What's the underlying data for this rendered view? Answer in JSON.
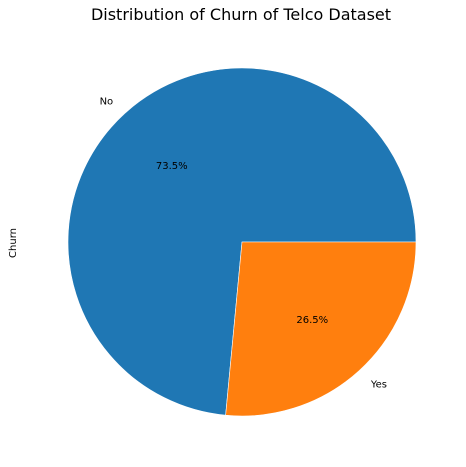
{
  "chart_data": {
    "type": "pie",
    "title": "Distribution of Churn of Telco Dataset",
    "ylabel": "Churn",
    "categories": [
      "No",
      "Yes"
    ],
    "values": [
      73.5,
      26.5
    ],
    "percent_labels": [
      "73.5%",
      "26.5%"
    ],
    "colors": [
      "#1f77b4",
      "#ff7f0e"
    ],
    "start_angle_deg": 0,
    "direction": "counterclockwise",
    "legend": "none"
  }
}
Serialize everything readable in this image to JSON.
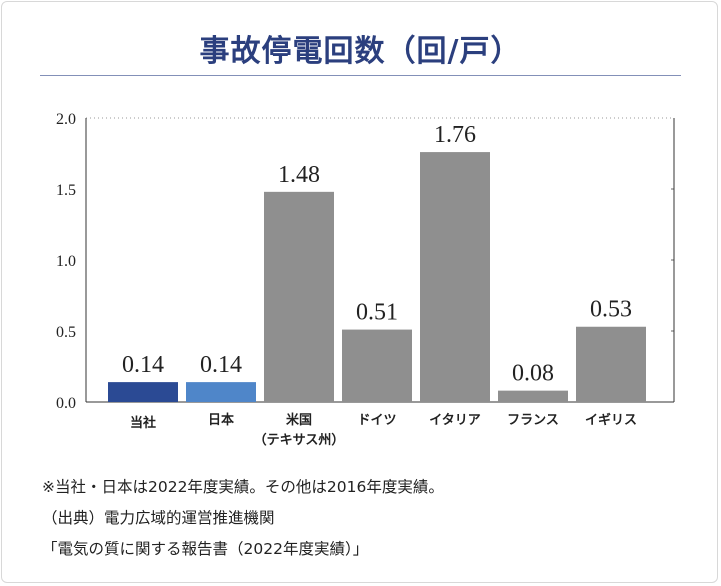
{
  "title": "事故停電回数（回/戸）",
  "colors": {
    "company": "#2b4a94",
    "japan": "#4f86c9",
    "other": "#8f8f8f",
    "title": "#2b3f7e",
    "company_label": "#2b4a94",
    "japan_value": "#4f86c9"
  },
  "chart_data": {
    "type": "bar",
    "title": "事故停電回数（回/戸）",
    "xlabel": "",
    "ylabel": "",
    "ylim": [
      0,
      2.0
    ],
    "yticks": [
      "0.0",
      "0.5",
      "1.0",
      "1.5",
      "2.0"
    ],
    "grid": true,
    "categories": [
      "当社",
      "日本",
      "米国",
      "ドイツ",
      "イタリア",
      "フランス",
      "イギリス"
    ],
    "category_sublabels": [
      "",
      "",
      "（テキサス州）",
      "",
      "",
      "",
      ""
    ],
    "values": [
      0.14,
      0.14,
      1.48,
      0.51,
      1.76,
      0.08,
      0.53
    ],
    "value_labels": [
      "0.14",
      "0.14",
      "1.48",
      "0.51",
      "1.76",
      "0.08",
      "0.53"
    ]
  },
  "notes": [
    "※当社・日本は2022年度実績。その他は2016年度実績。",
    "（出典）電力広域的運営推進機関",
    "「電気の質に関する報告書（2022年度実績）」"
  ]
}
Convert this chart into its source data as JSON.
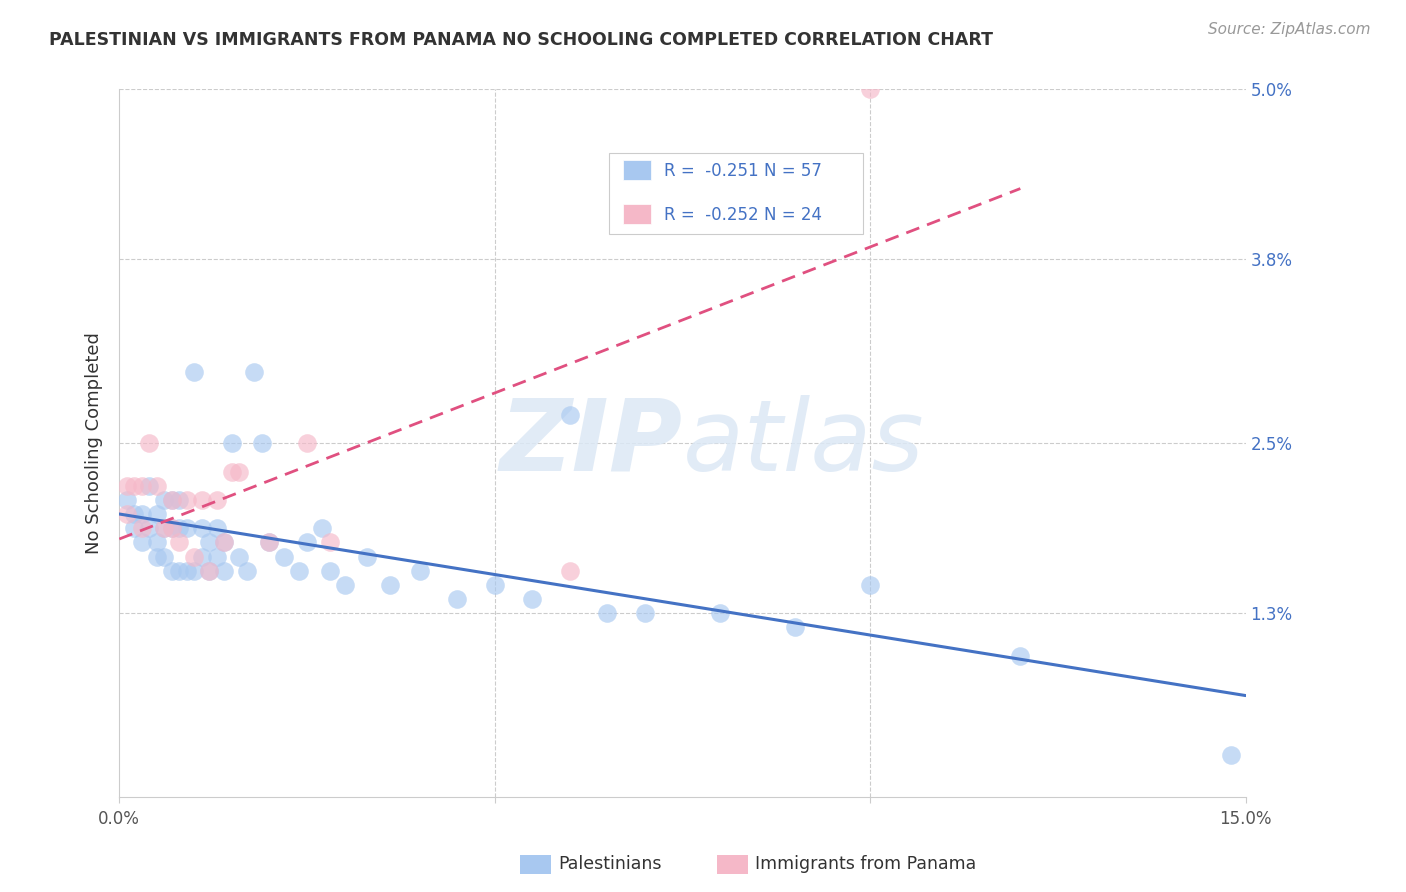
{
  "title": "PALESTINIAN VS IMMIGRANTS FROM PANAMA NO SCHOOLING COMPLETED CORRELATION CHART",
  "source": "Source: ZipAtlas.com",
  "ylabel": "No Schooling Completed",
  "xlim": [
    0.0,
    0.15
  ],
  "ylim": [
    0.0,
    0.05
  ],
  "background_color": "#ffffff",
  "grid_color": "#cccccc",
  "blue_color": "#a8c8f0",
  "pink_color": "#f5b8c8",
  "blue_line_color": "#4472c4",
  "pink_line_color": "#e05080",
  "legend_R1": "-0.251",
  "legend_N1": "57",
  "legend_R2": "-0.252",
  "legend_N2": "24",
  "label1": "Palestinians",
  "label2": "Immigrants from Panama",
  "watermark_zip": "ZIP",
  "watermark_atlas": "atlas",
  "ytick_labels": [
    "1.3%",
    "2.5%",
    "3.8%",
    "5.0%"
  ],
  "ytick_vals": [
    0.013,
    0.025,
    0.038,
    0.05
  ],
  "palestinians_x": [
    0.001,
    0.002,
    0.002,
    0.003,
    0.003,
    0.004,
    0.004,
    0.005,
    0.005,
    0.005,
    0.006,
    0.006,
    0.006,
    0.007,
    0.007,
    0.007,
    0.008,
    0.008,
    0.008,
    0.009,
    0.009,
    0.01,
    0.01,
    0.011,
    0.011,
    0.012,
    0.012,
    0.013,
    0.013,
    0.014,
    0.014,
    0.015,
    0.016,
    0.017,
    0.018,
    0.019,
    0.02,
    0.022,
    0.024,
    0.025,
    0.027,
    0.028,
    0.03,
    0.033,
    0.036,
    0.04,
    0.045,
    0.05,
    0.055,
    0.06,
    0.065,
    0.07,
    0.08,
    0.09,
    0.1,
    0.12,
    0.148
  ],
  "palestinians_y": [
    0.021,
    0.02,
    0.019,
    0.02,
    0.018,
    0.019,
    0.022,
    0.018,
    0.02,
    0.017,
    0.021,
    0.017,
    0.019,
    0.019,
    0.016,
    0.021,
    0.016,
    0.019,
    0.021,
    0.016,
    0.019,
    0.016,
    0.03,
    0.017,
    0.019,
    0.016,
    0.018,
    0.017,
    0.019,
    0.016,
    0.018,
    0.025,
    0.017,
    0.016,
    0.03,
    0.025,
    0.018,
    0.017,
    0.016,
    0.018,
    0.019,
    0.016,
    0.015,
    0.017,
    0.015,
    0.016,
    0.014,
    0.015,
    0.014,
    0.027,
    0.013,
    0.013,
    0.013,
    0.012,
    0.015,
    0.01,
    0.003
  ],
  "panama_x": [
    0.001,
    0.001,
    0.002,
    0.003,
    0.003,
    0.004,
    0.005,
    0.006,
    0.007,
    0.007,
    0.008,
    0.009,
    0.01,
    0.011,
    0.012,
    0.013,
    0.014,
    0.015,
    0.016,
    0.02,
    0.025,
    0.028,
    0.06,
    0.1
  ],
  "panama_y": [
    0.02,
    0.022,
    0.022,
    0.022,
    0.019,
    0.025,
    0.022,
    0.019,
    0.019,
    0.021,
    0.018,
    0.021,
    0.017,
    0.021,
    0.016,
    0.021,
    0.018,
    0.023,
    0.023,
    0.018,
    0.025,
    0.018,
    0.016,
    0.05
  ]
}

════════════════

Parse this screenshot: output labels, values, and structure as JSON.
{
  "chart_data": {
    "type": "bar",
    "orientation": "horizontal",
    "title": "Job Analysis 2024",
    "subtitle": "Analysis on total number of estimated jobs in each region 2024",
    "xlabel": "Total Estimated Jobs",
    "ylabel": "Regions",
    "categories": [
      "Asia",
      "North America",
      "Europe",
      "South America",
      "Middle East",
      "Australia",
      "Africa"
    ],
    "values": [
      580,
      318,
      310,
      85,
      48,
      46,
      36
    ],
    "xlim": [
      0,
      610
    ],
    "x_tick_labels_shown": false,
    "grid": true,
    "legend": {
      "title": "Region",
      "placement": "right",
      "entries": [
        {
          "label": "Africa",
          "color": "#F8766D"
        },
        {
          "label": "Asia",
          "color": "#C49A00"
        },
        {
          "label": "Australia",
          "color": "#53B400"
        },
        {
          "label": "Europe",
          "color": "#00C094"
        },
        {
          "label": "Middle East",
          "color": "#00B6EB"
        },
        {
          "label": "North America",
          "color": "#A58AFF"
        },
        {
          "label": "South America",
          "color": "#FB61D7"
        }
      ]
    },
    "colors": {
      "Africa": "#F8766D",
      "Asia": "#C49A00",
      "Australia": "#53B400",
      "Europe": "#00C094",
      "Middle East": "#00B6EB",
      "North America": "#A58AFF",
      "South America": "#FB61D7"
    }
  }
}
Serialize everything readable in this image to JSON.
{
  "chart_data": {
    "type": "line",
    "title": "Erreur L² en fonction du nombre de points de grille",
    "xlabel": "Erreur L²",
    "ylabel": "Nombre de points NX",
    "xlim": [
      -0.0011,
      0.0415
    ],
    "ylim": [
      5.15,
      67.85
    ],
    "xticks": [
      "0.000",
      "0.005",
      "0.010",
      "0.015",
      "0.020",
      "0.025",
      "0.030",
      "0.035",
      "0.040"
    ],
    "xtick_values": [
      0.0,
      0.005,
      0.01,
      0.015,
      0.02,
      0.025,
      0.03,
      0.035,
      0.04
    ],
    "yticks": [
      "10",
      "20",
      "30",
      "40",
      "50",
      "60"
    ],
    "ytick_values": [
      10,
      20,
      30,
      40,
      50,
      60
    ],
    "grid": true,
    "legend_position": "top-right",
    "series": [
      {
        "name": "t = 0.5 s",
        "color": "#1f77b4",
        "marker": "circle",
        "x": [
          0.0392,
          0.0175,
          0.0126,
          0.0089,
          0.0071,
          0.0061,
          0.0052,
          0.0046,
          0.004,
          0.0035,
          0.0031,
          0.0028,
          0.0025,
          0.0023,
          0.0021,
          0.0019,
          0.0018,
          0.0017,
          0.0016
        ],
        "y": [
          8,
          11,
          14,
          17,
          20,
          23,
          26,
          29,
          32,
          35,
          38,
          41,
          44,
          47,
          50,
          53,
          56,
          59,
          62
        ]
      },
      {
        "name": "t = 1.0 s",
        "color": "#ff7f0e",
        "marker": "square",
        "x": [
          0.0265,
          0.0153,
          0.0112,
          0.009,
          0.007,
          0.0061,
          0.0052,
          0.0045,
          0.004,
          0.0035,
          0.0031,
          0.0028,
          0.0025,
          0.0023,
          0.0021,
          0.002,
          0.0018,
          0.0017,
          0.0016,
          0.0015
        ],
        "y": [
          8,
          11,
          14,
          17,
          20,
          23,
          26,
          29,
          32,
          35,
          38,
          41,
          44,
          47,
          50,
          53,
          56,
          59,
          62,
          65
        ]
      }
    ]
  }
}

════════════════

* **The task**: Pull out all lines from the entries above that include the word "right".

* **Task output**:
      "placement": "right",
    "legend_position": "top-right",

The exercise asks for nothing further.